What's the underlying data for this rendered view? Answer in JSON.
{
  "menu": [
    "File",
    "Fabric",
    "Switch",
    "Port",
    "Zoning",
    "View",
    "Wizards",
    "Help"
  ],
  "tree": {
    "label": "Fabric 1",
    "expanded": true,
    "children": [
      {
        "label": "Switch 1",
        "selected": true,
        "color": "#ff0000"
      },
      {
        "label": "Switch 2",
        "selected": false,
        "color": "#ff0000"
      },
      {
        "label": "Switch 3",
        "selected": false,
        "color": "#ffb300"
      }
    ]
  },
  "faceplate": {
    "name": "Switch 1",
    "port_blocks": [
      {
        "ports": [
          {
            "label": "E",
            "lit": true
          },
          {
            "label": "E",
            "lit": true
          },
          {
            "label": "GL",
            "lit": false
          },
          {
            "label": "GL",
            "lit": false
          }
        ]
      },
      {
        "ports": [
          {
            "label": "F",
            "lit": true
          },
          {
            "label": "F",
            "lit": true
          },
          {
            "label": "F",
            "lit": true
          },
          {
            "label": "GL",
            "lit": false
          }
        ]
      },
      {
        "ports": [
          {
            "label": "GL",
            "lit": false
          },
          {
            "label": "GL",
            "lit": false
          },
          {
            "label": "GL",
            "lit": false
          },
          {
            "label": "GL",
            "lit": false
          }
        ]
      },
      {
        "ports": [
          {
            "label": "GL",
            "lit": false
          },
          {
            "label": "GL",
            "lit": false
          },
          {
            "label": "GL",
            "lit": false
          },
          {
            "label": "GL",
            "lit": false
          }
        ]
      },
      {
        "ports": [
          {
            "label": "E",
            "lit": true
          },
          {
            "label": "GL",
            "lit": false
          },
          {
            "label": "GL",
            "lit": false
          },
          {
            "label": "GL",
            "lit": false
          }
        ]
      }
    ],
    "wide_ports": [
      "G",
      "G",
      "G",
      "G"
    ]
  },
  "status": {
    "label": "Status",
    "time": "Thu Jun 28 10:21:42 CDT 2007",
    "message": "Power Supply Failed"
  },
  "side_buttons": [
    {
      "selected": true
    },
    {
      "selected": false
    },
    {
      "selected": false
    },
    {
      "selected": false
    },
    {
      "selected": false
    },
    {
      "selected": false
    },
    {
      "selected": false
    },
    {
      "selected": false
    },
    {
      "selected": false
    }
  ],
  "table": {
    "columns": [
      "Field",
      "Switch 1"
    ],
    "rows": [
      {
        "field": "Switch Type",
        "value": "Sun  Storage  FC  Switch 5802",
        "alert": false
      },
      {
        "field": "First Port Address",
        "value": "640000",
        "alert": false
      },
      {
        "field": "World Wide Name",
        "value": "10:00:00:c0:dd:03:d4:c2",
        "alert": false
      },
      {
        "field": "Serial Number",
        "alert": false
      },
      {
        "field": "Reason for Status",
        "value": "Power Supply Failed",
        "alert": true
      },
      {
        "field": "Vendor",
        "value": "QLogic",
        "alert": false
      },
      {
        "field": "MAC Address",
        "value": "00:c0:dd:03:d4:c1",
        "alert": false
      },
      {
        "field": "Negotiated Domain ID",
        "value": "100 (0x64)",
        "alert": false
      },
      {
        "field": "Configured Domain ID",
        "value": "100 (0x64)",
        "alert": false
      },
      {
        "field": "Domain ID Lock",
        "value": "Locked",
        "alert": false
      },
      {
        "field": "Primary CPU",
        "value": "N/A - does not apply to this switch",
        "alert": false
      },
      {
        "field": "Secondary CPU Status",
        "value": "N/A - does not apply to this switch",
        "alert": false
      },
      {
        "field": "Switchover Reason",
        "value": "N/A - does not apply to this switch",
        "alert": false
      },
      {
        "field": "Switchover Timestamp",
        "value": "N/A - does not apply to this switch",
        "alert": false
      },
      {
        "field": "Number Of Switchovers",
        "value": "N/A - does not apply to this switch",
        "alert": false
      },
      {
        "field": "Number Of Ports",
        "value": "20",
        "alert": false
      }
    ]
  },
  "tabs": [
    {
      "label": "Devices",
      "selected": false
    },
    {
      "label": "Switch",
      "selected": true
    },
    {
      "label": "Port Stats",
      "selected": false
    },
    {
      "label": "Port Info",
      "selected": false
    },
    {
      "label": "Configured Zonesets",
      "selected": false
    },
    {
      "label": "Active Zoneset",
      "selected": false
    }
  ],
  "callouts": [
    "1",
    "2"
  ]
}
=====
:: Short task ::
Check every line of the data, and copy the ones that contain "Power".

:: Result for this task ::
    "message": "Power Supply Failed"
        "value": "Power Supply Failed",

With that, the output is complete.